- EXERCISE:
Copy out all lines that hold "JSON".

Figure record listings:
= = = = = = =
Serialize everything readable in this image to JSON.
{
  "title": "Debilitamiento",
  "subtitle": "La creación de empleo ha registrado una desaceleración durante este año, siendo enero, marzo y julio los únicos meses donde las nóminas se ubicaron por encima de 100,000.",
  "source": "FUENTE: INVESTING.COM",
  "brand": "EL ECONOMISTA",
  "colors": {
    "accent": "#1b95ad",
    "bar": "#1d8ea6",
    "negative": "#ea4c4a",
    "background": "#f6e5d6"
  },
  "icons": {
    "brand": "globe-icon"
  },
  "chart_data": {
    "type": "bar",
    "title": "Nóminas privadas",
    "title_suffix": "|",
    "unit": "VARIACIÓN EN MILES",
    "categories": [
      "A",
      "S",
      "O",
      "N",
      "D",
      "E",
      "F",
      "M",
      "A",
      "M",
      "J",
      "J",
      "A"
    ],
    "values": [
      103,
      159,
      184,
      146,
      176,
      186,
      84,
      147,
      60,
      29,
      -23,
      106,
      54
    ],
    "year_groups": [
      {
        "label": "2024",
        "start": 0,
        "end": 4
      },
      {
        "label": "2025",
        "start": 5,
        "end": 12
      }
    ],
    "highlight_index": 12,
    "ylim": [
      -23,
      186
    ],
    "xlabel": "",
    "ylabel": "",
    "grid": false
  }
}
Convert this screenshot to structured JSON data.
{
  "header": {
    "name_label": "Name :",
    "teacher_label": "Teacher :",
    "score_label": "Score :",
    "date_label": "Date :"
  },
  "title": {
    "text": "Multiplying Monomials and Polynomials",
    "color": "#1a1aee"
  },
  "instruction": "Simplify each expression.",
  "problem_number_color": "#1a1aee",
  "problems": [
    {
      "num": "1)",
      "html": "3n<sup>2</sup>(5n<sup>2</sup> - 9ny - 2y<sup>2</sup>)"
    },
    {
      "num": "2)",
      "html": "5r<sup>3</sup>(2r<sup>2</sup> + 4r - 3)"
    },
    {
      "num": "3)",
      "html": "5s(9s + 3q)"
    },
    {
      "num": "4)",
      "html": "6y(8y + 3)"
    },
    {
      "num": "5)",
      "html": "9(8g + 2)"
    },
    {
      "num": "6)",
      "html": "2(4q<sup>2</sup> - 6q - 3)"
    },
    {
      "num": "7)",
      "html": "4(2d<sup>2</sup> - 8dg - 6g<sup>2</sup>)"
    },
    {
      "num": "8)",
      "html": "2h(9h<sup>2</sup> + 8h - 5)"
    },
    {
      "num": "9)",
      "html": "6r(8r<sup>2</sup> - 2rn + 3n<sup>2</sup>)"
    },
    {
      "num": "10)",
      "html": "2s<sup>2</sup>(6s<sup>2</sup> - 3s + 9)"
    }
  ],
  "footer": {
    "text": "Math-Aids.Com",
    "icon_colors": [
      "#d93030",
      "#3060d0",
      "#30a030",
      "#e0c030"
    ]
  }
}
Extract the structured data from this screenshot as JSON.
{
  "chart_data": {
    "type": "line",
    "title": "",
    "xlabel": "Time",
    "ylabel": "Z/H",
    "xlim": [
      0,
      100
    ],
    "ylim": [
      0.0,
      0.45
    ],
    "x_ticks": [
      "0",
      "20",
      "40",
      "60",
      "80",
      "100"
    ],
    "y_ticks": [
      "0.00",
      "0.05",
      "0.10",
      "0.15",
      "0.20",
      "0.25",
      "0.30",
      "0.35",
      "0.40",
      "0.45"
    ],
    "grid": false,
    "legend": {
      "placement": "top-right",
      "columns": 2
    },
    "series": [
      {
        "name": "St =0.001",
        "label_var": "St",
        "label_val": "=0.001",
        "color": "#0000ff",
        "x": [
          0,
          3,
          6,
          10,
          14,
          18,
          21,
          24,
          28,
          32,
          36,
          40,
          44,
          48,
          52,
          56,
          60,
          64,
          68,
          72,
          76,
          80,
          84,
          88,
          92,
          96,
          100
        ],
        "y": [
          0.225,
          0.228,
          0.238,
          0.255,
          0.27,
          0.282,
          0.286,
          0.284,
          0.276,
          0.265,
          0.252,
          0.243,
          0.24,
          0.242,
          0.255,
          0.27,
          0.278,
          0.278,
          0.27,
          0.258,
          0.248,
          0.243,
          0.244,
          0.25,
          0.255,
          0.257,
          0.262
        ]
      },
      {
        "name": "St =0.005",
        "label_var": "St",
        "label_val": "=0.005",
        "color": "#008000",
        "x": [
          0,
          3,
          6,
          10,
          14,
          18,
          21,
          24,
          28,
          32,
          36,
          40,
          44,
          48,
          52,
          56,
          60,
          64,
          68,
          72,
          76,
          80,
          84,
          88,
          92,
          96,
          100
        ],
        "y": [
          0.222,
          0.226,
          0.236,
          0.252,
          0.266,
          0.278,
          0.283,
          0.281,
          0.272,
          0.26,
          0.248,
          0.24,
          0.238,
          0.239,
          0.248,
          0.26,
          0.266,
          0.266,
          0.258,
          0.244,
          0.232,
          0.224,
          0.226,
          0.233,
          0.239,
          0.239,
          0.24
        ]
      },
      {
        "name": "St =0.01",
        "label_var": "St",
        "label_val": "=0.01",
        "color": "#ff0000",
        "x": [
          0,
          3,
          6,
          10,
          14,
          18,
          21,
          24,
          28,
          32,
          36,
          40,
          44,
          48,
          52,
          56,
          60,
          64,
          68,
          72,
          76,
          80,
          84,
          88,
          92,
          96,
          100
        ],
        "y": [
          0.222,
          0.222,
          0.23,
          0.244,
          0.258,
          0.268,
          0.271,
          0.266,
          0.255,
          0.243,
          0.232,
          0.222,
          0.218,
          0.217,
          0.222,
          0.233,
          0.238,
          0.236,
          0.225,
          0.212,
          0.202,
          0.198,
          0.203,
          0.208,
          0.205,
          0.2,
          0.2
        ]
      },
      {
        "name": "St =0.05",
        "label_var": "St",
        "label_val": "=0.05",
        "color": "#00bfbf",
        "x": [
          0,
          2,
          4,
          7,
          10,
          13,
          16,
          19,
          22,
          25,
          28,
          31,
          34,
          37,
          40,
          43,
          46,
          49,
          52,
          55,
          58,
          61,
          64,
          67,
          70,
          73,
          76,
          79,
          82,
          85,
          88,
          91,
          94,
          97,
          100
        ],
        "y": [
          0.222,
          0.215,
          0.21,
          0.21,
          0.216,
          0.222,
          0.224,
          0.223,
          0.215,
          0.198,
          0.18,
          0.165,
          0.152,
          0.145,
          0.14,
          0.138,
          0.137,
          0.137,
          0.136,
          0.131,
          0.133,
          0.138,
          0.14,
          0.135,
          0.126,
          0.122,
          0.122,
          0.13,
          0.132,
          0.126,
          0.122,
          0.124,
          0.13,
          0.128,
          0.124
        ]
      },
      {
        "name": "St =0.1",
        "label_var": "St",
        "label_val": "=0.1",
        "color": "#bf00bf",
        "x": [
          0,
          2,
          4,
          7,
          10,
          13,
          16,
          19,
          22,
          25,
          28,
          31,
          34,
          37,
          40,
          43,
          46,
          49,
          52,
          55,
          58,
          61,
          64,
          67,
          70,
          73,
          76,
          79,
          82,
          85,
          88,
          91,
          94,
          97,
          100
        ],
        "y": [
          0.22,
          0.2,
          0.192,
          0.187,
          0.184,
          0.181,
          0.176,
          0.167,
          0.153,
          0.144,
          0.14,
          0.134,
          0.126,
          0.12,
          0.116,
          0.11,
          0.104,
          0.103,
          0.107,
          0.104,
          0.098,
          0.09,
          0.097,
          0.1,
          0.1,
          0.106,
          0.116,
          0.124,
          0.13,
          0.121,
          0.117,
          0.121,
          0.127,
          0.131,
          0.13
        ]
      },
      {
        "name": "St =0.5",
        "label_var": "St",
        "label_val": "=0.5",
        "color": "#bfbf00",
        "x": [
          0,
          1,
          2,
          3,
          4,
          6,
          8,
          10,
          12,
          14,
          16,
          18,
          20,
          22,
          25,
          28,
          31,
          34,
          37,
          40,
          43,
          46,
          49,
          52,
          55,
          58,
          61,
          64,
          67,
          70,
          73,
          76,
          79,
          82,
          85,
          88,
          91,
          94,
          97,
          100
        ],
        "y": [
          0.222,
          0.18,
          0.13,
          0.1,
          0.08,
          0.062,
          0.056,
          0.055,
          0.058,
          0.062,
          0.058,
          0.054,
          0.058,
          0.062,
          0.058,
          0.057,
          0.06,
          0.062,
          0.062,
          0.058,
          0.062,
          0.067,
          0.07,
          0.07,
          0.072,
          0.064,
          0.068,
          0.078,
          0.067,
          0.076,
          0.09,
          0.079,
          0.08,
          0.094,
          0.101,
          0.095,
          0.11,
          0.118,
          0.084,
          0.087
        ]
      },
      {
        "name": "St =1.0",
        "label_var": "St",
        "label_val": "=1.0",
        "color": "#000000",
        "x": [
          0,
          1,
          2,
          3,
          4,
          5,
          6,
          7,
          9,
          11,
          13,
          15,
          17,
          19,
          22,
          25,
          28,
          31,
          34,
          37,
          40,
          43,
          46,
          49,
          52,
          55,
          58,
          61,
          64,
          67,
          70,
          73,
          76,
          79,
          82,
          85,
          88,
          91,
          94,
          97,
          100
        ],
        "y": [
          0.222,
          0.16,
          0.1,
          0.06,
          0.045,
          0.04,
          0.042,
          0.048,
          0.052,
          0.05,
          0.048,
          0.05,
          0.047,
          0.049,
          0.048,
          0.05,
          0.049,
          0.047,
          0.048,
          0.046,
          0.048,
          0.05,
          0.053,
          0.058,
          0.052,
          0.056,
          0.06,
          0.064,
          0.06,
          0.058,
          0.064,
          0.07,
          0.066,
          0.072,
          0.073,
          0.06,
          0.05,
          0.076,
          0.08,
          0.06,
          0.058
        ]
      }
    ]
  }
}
= = = = = = =
- EXERCISE OUTPUT:
Serialize everything readable in this image to JSON.
Convert this screenshot to structured JSON data.
Extract the structured data from this screenshot as JSON.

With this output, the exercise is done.